• _The task_
Extract all lines that hold the string "assignment".

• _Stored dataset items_
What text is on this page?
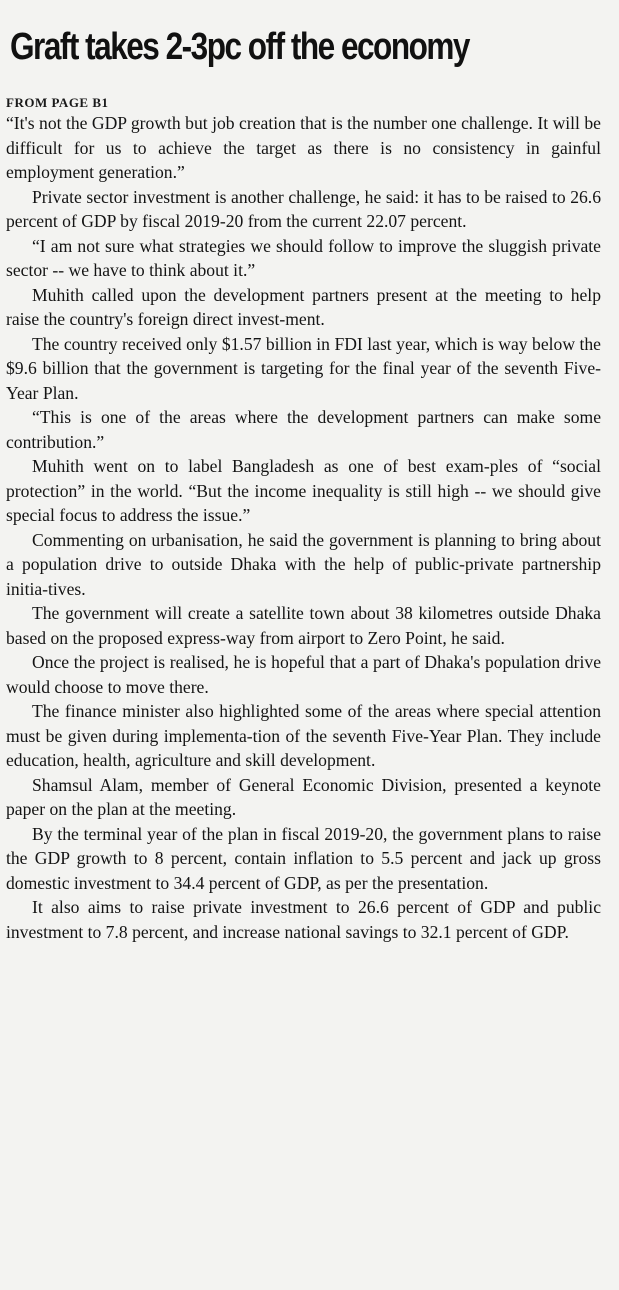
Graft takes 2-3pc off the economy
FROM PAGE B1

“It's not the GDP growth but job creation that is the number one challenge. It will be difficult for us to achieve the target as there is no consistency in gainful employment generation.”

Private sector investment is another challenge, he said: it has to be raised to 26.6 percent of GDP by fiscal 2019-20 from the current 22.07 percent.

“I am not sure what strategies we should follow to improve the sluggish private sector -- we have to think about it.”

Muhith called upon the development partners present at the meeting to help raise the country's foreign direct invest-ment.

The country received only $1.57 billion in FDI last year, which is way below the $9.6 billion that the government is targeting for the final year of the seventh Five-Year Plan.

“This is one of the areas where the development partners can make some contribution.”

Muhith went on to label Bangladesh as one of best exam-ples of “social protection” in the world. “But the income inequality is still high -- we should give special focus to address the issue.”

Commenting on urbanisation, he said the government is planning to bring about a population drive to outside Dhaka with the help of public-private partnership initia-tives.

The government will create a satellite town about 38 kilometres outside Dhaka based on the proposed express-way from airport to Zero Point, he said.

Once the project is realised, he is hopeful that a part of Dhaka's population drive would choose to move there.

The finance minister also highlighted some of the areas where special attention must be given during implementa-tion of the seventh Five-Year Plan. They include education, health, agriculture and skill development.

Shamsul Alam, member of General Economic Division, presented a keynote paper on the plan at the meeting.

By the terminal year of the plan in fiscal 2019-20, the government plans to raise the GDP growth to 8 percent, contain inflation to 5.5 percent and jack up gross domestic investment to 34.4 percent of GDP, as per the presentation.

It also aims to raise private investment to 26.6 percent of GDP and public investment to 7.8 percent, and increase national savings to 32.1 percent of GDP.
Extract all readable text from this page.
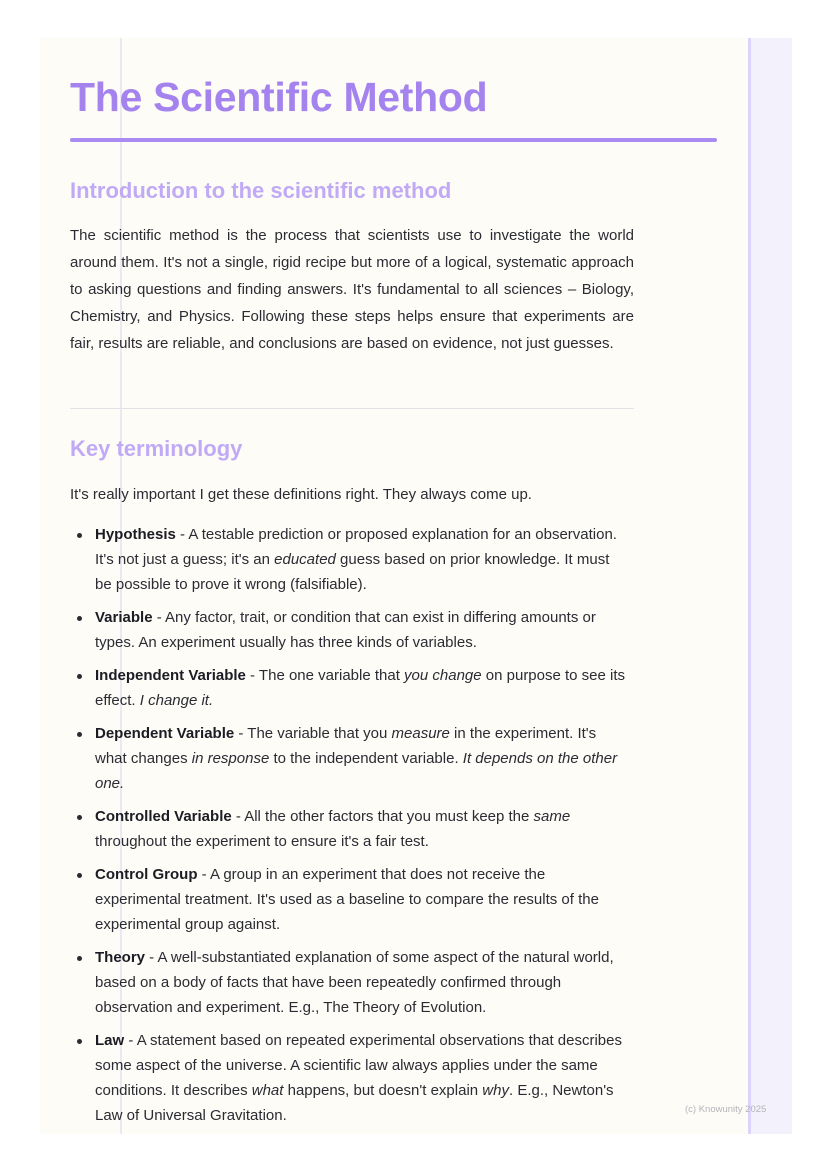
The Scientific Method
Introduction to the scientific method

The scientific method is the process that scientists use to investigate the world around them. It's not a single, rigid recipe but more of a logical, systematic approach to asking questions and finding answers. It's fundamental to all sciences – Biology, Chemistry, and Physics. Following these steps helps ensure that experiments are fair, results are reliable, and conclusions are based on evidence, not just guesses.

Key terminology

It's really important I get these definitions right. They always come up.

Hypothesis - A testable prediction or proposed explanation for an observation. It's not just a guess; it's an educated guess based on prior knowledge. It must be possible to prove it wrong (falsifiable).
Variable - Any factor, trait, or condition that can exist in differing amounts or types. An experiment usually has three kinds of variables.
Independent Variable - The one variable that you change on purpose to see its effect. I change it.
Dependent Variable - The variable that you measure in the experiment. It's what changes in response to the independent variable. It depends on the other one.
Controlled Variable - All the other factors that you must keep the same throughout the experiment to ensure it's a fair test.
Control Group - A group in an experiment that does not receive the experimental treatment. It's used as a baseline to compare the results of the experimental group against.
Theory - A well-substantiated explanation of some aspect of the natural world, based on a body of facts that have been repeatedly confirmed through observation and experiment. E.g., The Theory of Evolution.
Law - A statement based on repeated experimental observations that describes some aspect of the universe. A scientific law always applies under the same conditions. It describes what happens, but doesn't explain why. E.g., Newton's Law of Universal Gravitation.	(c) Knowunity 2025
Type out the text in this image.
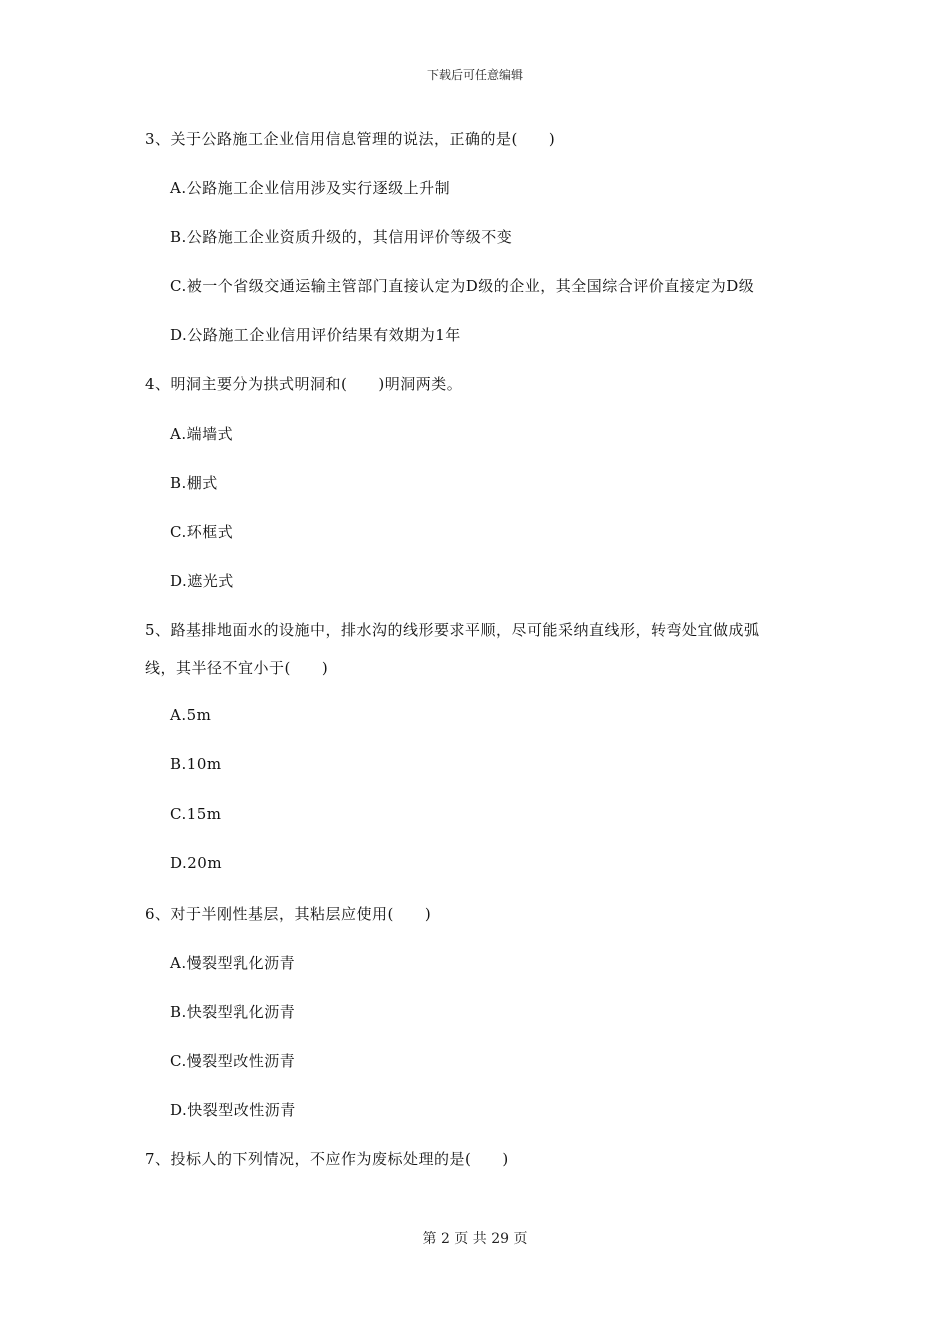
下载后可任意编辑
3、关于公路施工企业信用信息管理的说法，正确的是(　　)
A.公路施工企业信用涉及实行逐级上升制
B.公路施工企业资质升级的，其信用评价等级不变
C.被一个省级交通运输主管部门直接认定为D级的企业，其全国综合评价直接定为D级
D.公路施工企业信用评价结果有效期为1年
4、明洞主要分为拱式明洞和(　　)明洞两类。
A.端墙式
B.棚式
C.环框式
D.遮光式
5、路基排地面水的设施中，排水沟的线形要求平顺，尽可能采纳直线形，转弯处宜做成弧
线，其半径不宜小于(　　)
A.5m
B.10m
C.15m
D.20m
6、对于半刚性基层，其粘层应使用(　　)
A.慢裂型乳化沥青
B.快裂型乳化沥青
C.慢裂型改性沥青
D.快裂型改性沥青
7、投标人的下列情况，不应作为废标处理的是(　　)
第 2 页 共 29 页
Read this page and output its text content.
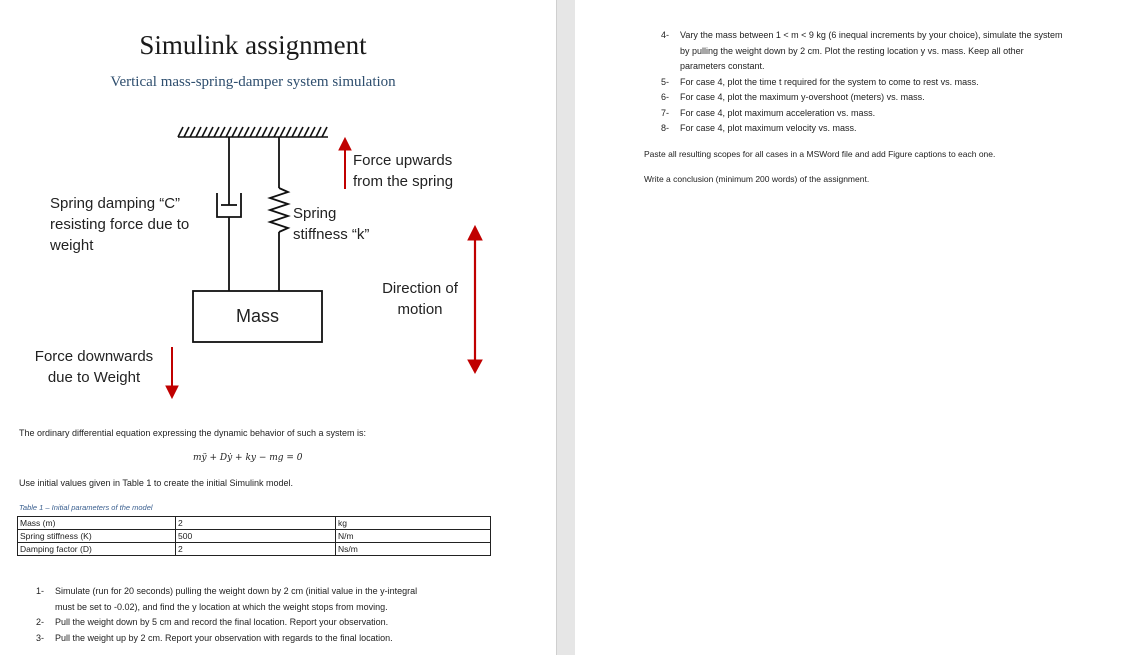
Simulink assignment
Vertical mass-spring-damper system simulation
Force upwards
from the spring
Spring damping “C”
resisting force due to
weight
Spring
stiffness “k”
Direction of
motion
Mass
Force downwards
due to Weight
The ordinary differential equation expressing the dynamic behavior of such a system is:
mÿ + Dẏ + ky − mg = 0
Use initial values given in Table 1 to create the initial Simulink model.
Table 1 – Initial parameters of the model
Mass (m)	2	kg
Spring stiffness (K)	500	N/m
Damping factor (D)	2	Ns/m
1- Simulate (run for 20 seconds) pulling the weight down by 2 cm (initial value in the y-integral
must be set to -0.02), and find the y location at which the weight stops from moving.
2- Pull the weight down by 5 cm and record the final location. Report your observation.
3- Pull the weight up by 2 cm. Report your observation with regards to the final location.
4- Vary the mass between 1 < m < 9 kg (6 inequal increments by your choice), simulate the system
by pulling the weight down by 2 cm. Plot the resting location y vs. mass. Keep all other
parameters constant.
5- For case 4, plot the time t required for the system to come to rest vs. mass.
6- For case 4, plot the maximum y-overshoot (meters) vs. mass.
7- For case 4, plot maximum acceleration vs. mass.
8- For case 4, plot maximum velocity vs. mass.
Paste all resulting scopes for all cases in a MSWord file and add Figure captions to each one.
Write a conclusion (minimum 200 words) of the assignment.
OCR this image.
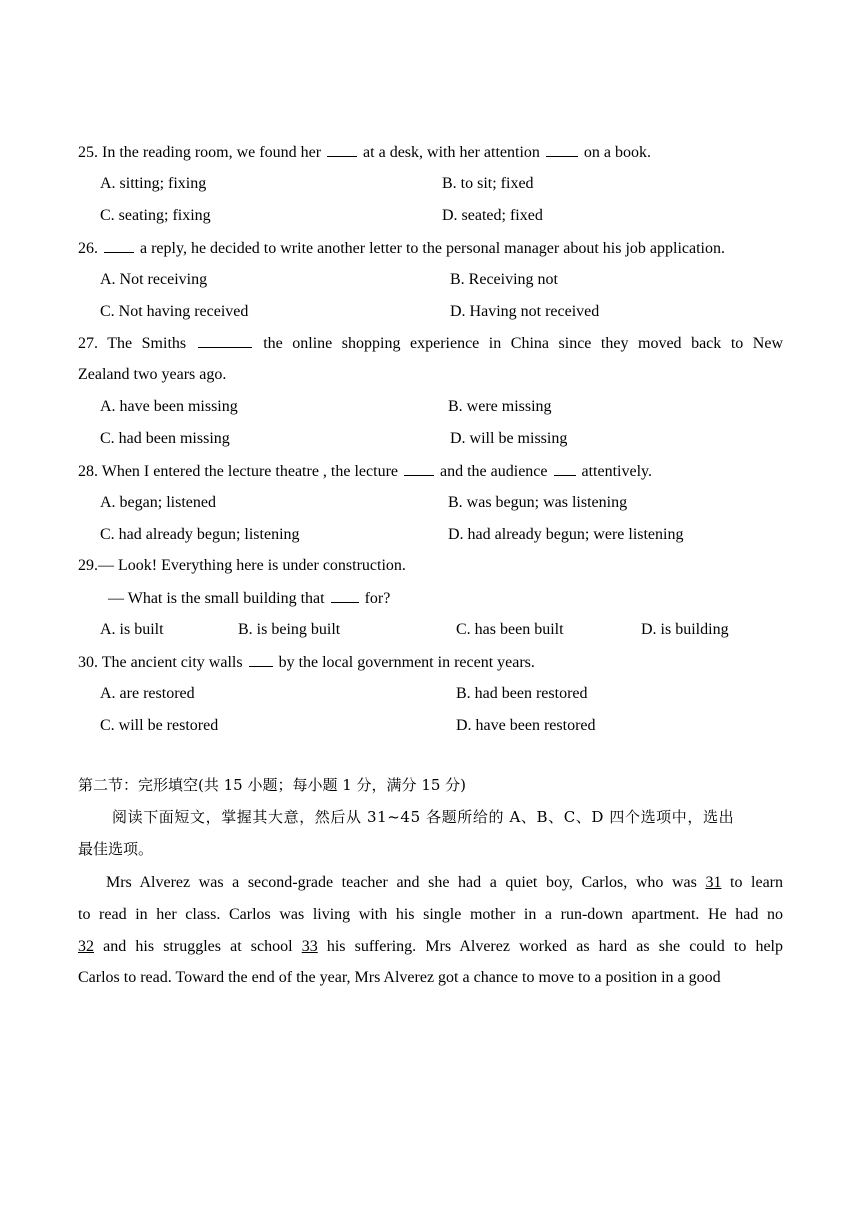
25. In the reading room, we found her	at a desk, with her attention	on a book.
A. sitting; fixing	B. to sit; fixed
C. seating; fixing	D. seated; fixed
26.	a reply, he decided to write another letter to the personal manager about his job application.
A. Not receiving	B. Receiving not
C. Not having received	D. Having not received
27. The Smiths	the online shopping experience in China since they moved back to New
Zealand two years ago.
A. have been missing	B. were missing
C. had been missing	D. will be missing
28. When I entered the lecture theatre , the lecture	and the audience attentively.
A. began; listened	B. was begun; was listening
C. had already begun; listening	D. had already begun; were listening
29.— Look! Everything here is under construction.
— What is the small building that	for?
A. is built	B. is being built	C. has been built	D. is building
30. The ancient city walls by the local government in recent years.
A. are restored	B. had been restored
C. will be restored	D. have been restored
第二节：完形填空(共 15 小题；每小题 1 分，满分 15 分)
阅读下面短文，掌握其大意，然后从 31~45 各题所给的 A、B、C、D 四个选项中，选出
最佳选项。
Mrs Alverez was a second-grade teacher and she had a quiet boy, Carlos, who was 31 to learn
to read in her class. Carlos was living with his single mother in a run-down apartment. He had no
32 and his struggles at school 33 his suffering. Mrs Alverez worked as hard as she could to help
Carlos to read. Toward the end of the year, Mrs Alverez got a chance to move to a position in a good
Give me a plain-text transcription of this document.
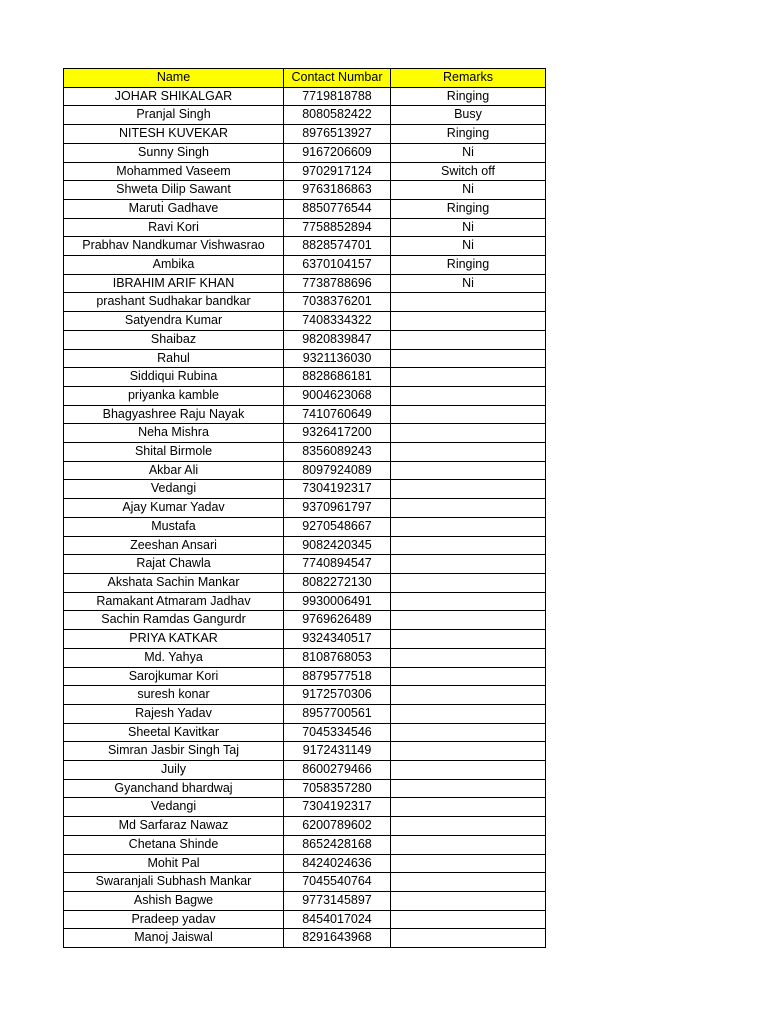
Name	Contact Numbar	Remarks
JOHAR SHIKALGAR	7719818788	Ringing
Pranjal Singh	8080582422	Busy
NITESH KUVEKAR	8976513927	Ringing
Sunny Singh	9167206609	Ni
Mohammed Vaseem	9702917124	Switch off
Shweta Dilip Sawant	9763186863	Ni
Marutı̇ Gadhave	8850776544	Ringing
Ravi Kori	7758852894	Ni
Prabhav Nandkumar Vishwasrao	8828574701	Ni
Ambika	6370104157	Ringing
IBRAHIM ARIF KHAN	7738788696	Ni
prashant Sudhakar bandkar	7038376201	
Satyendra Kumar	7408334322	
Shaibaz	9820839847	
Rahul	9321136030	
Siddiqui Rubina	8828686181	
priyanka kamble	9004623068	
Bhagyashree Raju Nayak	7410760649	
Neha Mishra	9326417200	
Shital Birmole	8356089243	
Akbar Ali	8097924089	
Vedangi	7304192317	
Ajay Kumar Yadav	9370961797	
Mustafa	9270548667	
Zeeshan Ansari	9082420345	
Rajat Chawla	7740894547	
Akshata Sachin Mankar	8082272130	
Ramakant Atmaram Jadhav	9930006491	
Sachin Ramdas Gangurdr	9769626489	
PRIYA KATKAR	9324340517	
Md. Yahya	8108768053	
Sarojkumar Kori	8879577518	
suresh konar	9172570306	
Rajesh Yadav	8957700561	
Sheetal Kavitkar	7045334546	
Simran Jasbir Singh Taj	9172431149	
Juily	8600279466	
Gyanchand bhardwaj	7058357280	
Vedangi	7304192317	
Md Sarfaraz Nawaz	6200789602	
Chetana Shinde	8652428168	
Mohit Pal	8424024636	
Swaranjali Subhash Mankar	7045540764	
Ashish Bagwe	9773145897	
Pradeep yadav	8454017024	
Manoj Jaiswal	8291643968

• _Task output_
Simulink assignment
Write a conclusion (minimum 200 words) of the assignment.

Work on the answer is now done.